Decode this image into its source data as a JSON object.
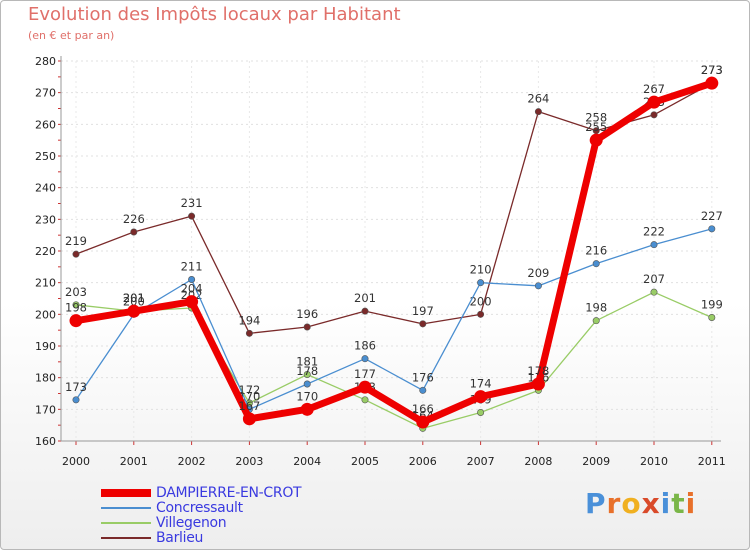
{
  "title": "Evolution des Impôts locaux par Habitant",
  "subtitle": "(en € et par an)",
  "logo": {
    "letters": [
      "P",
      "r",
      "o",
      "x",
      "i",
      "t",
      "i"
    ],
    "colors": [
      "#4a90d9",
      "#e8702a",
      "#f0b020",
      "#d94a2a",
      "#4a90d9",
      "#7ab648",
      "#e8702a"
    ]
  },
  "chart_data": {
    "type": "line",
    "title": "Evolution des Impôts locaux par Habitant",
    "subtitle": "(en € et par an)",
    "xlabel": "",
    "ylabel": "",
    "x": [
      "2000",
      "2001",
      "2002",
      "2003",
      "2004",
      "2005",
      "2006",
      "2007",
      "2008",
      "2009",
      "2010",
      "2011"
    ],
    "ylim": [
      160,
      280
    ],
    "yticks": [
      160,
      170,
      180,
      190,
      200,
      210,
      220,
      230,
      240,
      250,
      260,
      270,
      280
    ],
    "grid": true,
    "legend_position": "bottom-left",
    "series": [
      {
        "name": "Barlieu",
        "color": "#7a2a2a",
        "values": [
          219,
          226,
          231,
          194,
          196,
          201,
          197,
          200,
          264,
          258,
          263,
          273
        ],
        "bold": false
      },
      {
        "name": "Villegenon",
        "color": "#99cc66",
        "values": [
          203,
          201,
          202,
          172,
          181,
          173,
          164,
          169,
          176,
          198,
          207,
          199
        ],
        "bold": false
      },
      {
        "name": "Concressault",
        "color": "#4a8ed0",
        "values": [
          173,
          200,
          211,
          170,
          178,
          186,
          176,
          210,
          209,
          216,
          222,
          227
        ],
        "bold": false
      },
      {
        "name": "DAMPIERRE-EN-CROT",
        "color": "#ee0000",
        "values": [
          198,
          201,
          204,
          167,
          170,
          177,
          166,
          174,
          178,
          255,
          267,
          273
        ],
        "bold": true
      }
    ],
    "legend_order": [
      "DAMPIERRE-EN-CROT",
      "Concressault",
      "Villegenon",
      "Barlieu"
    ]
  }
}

--

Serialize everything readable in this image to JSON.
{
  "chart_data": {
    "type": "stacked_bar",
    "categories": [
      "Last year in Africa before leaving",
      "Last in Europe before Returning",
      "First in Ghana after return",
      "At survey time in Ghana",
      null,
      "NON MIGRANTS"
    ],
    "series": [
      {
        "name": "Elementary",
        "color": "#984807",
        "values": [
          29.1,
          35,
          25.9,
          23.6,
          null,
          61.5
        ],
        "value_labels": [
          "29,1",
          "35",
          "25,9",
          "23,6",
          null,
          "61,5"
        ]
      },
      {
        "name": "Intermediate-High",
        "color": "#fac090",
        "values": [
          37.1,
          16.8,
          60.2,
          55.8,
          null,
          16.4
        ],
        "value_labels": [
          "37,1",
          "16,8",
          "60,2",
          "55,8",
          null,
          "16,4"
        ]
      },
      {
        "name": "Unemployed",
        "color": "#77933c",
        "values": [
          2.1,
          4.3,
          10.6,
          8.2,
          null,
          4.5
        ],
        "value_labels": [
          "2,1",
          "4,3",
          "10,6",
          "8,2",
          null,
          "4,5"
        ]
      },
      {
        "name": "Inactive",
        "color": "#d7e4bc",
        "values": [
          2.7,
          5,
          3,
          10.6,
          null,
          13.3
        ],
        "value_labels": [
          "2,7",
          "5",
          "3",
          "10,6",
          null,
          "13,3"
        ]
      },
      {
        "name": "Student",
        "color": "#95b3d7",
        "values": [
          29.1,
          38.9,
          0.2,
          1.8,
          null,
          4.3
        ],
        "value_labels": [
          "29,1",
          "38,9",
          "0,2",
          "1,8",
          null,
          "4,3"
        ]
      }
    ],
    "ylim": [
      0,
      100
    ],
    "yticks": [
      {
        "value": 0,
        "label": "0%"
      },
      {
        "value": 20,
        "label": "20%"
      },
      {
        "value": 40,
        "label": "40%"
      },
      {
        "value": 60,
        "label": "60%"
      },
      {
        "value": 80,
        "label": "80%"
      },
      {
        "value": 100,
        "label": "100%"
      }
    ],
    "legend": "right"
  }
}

==

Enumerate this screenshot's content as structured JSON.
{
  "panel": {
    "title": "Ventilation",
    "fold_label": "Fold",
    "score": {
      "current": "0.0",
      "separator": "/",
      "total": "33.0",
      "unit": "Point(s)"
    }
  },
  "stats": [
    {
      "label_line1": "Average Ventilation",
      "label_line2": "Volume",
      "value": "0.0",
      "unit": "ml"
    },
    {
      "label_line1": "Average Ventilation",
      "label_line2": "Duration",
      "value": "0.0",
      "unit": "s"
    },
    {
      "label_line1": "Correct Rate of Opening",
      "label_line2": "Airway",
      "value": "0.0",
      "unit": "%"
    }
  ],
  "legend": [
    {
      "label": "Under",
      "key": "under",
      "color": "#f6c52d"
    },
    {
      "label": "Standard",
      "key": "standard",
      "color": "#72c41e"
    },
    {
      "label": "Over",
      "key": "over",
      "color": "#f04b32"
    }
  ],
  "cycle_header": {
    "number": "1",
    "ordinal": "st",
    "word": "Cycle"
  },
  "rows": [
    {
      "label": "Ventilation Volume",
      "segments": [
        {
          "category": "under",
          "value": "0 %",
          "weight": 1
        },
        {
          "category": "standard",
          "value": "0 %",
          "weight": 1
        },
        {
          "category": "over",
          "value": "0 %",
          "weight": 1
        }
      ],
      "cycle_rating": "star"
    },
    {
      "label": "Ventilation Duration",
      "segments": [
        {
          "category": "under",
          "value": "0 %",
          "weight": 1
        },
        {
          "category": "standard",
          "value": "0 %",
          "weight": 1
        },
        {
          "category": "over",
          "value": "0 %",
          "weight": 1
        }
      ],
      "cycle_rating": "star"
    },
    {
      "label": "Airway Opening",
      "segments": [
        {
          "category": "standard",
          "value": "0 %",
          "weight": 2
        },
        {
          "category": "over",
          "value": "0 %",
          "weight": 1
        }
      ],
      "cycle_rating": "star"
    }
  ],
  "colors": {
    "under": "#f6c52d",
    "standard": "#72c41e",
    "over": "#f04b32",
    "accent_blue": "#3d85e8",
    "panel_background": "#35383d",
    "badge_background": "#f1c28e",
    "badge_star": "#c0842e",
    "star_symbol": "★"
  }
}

* _INSTRUCTION_
Pick out and copy every line that contains the word "JSON".

* _WRITTEN SOLUTION_
Decode this image into its source data as a JSON object.
Serialize everything readable in this image to JSON.
Enumerate this screenshot's content as structured JSON.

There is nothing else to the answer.